Retype each entry below, keeping every character the same.

******

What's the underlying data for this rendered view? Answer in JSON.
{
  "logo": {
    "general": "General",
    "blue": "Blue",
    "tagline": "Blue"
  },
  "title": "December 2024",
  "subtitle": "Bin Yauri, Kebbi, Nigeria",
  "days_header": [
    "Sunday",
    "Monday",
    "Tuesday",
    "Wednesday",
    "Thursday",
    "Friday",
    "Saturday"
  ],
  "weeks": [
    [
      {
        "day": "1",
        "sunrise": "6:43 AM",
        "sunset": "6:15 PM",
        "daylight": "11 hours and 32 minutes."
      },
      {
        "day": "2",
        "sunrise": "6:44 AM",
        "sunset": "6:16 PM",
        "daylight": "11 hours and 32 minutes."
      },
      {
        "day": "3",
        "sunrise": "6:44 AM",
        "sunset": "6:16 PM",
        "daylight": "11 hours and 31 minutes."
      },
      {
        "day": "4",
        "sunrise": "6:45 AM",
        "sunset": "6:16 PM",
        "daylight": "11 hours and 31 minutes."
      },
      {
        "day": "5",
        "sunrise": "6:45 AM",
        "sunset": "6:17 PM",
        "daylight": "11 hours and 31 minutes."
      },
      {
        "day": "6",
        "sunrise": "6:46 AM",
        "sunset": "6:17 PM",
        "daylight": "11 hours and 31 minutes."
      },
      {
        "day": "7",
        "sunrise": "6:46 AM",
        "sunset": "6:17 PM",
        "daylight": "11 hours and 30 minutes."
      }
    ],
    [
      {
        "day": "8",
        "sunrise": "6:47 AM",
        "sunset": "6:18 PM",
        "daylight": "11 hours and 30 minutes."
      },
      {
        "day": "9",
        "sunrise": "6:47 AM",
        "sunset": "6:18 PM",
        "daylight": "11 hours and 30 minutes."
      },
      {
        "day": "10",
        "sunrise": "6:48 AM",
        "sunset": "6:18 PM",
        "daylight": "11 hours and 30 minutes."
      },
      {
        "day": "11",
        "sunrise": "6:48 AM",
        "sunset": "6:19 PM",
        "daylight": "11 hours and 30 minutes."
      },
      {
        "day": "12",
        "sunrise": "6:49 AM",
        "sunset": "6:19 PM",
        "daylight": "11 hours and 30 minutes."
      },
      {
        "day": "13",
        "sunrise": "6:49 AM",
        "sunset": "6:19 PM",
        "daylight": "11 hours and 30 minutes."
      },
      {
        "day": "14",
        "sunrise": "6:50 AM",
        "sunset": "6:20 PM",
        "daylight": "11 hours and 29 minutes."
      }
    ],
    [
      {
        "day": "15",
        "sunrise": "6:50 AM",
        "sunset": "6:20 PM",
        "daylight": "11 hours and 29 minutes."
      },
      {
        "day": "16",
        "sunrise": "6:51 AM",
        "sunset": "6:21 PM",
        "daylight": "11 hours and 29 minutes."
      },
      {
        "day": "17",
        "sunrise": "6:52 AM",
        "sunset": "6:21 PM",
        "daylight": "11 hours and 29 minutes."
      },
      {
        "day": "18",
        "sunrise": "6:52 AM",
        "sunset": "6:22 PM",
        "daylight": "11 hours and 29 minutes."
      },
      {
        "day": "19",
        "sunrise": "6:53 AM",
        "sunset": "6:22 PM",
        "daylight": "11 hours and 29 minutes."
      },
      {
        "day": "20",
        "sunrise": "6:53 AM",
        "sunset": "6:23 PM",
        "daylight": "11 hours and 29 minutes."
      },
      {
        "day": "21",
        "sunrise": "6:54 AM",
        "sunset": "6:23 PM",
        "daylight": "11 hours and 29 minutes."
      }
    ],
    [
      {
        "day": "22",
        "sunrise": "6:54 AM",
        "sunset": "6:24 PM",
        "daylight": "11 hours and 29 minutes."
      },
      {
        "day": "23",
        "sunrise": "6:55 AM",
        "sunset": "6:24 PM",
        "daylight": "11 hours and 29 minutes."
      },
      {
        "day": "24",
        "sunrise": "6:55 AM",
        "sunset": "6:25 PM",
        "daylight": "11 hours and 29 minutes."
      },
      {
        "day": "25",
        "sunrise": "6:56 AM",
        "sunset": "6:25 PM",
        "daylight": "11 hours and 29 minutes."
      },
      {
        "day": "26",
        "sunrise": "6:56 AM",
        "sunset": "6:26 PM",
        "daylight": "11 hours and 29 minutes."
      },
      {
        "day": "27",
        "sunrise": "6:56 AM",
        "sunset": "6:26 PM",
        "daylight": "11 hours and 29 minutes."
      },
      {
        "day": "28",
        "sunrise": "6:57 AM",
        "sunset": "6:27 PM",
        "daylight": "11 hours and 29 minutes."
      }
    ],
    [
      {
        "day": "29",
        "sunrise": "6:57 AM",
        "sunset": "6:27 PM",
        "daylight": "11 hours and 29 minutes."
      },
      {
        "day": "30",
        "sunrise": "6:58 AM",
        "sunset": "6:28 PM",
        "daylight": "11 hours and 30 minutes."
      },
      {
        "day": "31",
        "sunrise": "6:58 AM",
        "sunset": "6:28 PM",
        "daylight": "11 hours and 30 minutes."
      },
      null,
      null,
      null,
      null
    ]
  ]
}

******

**ANSWER IN FULL:**
What's the underlying data for this rendered view? Answer in JSON.
{
  "logo": {
    "general": "General",
    "blue": "Blue",
    "tagline": "Blue"
  },
  "title": "December 2024",
  "subtitle": "Bin Yauri, Kebbi, Nigeria",
  "days_header": [
    "Sunday",
    "Monday",
    "Tuesday",
    "Wednesday",
    "Thursday",
    "Friday",
    "Saturday"
  ],
  "weeks": [
    [
      {
        "day": "1",
        "sunrise": "6:43 AM",
        "sunset": "6:15 PM",
        "daylight": "11 hours and 32 minutes."
      },
      {
        "day": "2",
        "sunrise": "6:44 AM",
        "sunset": "6:16 PM",
        "daylight": "11 hours and 32 minutes."
      },
      {
        "day": "3",
        "sunrise": "6:44 AM",
        "sunset": "6:16 PM",
        "daylight": "11 hours and 31 minutes."
      },
      {
        "day": "4",
        "sunrise": "6:45 AM",
        "sunset": "6:16 PM",
        "daylight": "11 hours and 31 minutes."
      },
      {
        "day": "5",
        "sunrise": "6:45 AM",
        "sunset": "6:17 PM",
        "daylight": "11 hours and 31 minutes."
      },
      {
        "day": "6",
        "sunrise": "6:46 AM",
        "sunset": "6:17 PM",
        "daylight": "11 hours and 31 minutes."
      },
      {
        "day": "7",
        "sunrise": "6:46 AM",
        "sunset": "6:17 PM",
        "daylight": "11 hours and 30 minutes."
      }
    ],
    [
      {
        "day": "8",
        "sunrise": "6:47 AM",
        "sunset": "6:18 PM",
        "daylight": "11 hours and 30 minutes."
      },
      {
        "day": "9",
        "sunrise": "6:47 AM",
        "sunset": "6:18 PM",
        "daylight": "11 hours and 30 minutes."
      },
      {
        "day": "10",
        "sunrise": "6:48 AM",
        "sunset": "6:18 PM",
        "daylight": "11 hours and 30 minutes."
      },
      {
        "day": "11",
        "sunrise": "6:48 AM",
        "sunset": "6:19 PM",
        "daylight": "11 hours and 30 minutes."
      },
      {
        "day": "12",
        "sunrise": "6:49 AM",
        "sunset": "6:19 PM",
        "daylight": "11 hours and 30 minutes."
      },
      {
        "day": "13",
        "sunrise": "6:49 AM",
        "sunset": "6:19 PM",
        "daylight": "11 hours and 30 minutes."
      },
      {
        "day": "14",
        "sunrise": "6:50 AM",
        "sunset": "6:20 PM",
        "daylight": "11 hours and 29 minutes."
      }
    ],
    [
      {
        "day": "15",
        "sunrise": "6:50 AM",
        "sunset": "6:20 PM",
        "daylight": "11 hours and 29 minutes."
      },
      {
        "day": "16",
        "sunrise": "6:51 AM",
        "sunset": "6:21 PM",
        "daylight": "11 hours and 29 minutes."
      },
      {
        "day": "17",
        "sunrise": "6:52 AM",
        "sunset": "6:21 PM",
        "daylight": "11 hours and 29 minutes."
      },
      {
        "day": "18",
        "sunrise": "6:52 AM",
        "sunset": "6:22 PM",
        "daylight": "11 hours and 29 minutes."
      },
      {
        "day": "19",
        "sunrise": "6:53 AM",
        "sunset": "6:22 PM",
        "daylight": "11 hours and 29 minutes."
      },
      {
        "day": "20",
        "sunrise": "6:53 AM",
        "sunset": "6:23 PM",
        "daylight": "11 hours and 29 minutes."
      },
      {
        "day": "21",
        "sunrise": "6:54 AM",
        "sunset": "6:23 PM",
        "daylight": "11 hours and 29 minutes."
      }
    ],
    [
      {
        "day": "22",
        "sunrise": "6:54 AM",
        "sunset": "6:24 PM",
        "daylight": "11 hours and 29 minutes."
      },
      {
        "day": "23",
        "sunrise": "6:55 AM",
        "sunset": "6:24 PM",
        "daylight": "11 hours and 29 minutes."
      },
      {
        "day": "24",
        "sunrise": "6:55 AM",
        "sunset": "6:25 PM",
        "daylight": "11 hours and 29 minutes."
      },
      {
        "day": "25",
        "sunrise": "6:56 AM",
        "sunset": "6:25 PM",
        "daylight": "11 hours and 29 minutes."
      },
      {
        "day": "26",
        "sunrise": "6:56 AM",
        "sunset": "6:26 PM",
        "daylight": "11 hours and 29 minutes."
      },
      {
        "day": "27",
        "sunrise": "6:56 AM",
        "sunset": "6:26 PM",
        "daylight": "11 hours and 29 minutes."
      },
      {
        "day": "28",
        "sunrise": "6:57 AM",
        "sunset": "6:27 PM",
        "daylight": "11 hours and 29 minutes."
      }
    ],
    [
      {
        "day": "29",
        "sunrise": "6:57 AM",
        "sunset": "6:27 PM",
        "daylight": "11 hours and 29 minutes."
      },
      {
        "day": "30",
        "sunrise": "6:58 AM",
        "sunset": "6:28 PM",
        "daylight": "11 hours and 30 minutes."
      },
      {
        "day": "31",
        "sunrise": "6:58 AM",
        "sunset": "6:28 PM",
        "daylight": "11 hours and 30 minutes."
      },
      null,
      null,
      null,
      null
    ]
  ]
}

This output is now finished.